_What you are asked to do_
Copy each line of the records that includes "beaktande".

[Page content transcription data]
○ ○ ○ ○ ○

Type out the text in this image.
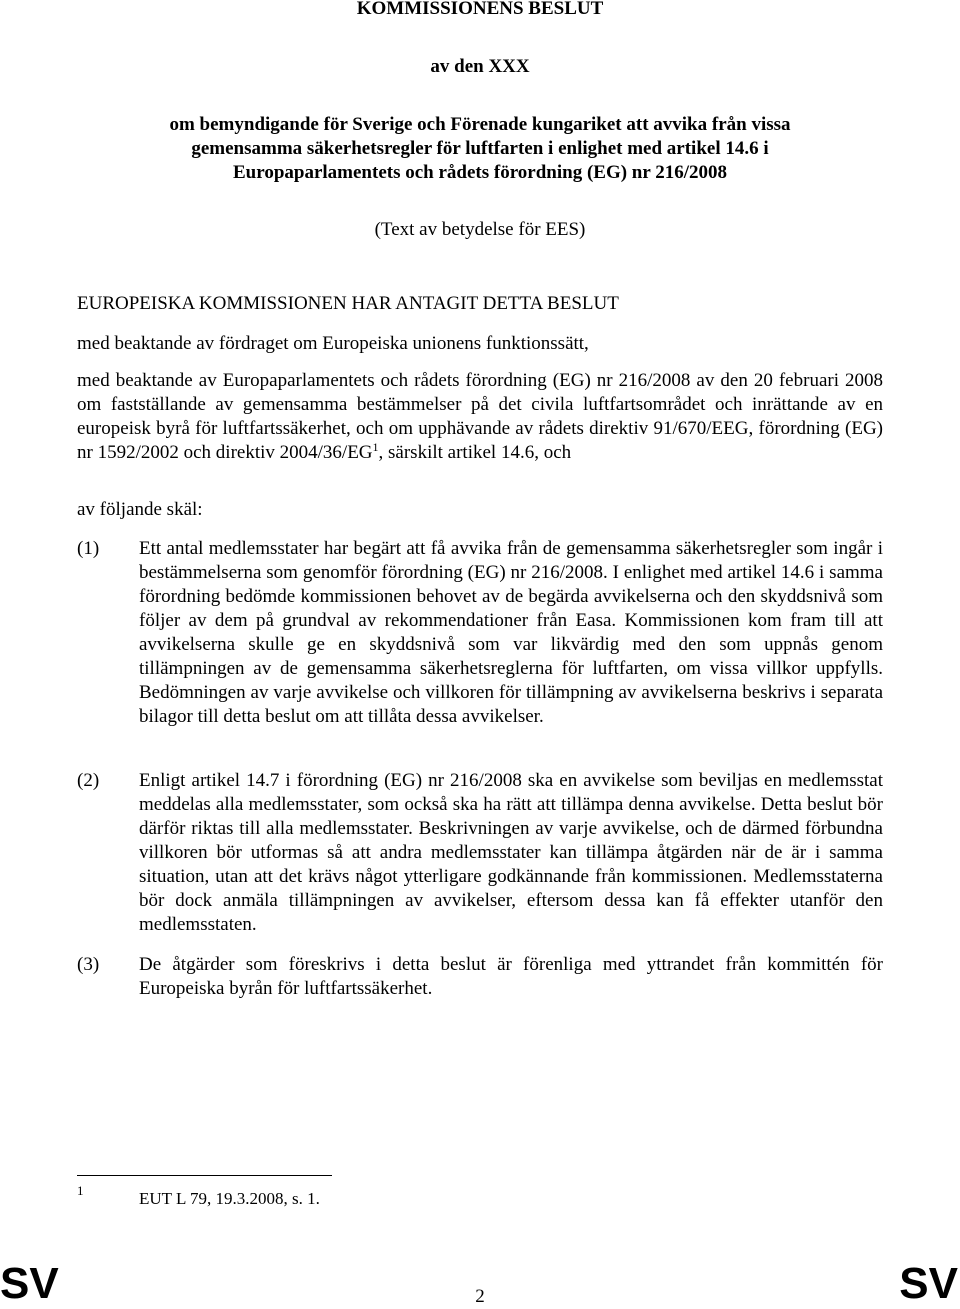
KOMMISSIONENS BESLUT
av den XXX
om bemyndigande för Sverige och Förenade kungariket att avvika från vissa gemensamma säkerhetsregler för luftfarten i enlighet med artikel 14.6 i Europaparlamentets och rådets förordning (EG) nr 216/2008
(Text av betydelse för EES)
EUROPEISKA KOMMISSIONEN HAR ANTAGIT DETTA BESLUT
med beaktande av fördraget om Europeiska unionens funktionssätt,
med beaktande av Europaparlamentets och rådets förordning (EG) nr 216/2008 av den 20 februari 2008 om fastställande av gemensamma bestämmelser på det civila luftfartsområdet och inrättande av en europeisk byrå för luftfartssäkerhet, och om upphävande av rådets direktiv 91/670/EEG, förordning (EG) nr 1592/2002 och direktiv $2004/36/EG^1$, särskilt artikel 14.6, och
av följande skäl:
(1) Ett antal medlemsstater har begärt att få avvika från de gemensamma säkerhetsregler som ingår i bestämmelserna som genomför förordning (EG) nr 216/2008. I enlighet med artikel 14.6 i samma förordning bedömde kommissionen behovet av de begärda avvikelserna och den skyddsnivå som följer av dem på grundval av rekommendationer från Easa. Kommissionen kom fram till att avvikelserna skulle ge en skyddsnivå som var likvärdig med den som uppnås genom tillämpningen av de gemensamma säkerhetsreglerna för luftfarten, om vissa villkor uppfylls. Bedömningen av varje avvikelse och villkoren för tillämpning av avvikelserna beskrivs i separata bilagor till detta beslut om att tillåta dessa avvikelser.
(2) Enligt artikel 14.7 i förordning (EG) nr 216/2008 ska en avvikelse som beviljas en medlemsstat meddelas alla medlemsstater, som också ska ha rätt att tillämpa denna avvikelse. Detta beslut bör därför riktas till alla medlemsstater. Beskrivningen av varje avvikelse, och de därmed förbundna villkoren bör utformas så att andra medlemsstater kan tillämpa åtgärden när de är i samma situation, utan att det krävs något ytterligare godkännande från kommissionen. Medlemsstaterna bör dock anmäla tillämpningen av avvikelser, eftersom dessa kan få effekter utanför den medlemsstaten.
(3) De åtgärder som föreskrivs i detta beslut är förenliga med yttrandet från kommittén för Europeiska byrån för luftfartssäkerhet.
1	EUT L 79, 19.3.2008, s. 1.
SV	2	SV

○ ○ ○ ○ ○

_Response area_
med beaktande av fördraget om Europeiska unionens funktionssätt,
med beaktande av Europaparlamentets och rådets förordning (EG) nr 216/2008 av den 20 februari 2008 om fastställande av gemensamma bestämmelser på det civila luftfartsområdet och inrättande av en europeisk byrå för luftfartssäkerhet, och om upphävande av rådets direktiv 91/670/EEG, förordning (EG) nr 1592/2002 och direktiv $2004/36/EG^1$, särskilt artikel 14.6, och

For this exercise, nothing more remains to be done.